▶ REQUIREMENTS
All entries below need to be written out exactly, but without their pictures.

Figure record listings
○ ○ ○
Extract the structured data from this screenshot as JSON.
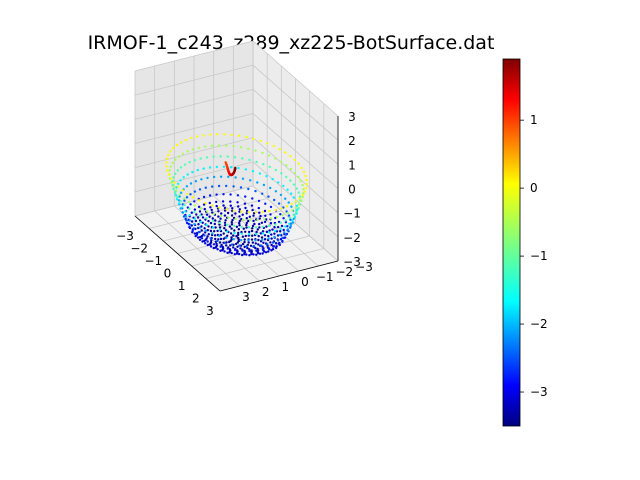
{
  "chart_data": {
    "type": "scatter",
    "projection": "3d",
    "title": "IRMOF-1_c243_z289_xz225-BotSurface.dat",
    "xlabel": "",
    "ylabel": "",
    "zlabel": "",
    "xlim": [
      -3,
      3
    ],
    "ylim": [
      -3,
      3
    ],
    "zlim": [
      -3,
      3
    ],
    "x_ticks": [
      "−3",
      "−2",
      "−1",
      "0",
      "1",
      "2",
      "3"
    ],
    "y_ticks": [
      "−3",
      "−2",
      "−1",
      "0",
      "1",
      "2",
      "3"
    ],
    "z_ticks": [
      "−3",
      "−2",
      "−1",
      "0",
      "1",
      "2",
      "3"
    ],
    "grid": true,
    "colormap": "jet",
    "colorbar": {
      "range": [
        -3.5,
        1.9
      ],
      "ticks": [
        "1",
        "0",
        "−1",
        "−2",
        "−3"
      ],
      "tick_values": [
        1,
        0,
        -1,
        -2,
        -3
      ]
    },
    "series": [
      {
        "description_shape": "bowl",
        "rim_radius": 2.9,
        "bottom_radius": 1.9,
        "bottom_height": -2.9,
        "rim_height": -0.3,
        "color_value_range": [
          -3.4,
          -0.1
        ]
      },
      {
        "description_shape": "curved ridge",
        "color_value_range": [
          0.8,
          1.9
        ]
      }
    ]
  }
}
○ ○ ○
▶ SOLUTION TO THE EXERCISE
Extract the structured data from this screenshot as JSON.
{
  "chart_data": {
    "type": "scatter",
    "projection": "3d",
    "title": "IRMOF-1_c243_z289_xz225-BotSurface.dat",
    "xlabel": "",
    "ylabel": "",
    "zlabel": "",
    "xlim": [
      -3,
      3
    ],
    "ylim": [
      -3,
      3
    ],
    "zlim": [
      -3,
      3
    ],
    "x_ticks": [
      "−3",
      "−2",
      "−1",
      "0",
      "1",
      "2",
      "3"
    ],
    "y_ticks": [
      "−3",
      "−2",
      "−1",
      "0",
      "1",
      "2",
      "3"
    ],
    "z_ticks": [
      "−3",
      "−2",
      "−1",
      "0",
      "1",
      "2",
      "3"
    ],
    "grid": true,
    "colormap": "jet",
    "colorbar": {
      "range": [
        -3.5,
        1.9
      ],
      "ticks": [
        "1",
        "0",
        "−1",
        "−2",
        "−3"
      ],
      "tick_values": [
        1,
        0,
        -1,
        -2,
        -3
      ]
    },
    "series": [
      {
        "description_shape": "bowl",
        "rim_radius": 2.9,
        "bottom_radius": 1.9,
        "bottom_height": -2.9,
        "rim_height": -0.3,
        "color_value_range": [
          -3.4,
          -0.1
        ]
      },
      {
        "description_shape": "curved ridge",
        "color_value_range": [
          0.8,
          1.9
        ]
      }
    ]
  }
}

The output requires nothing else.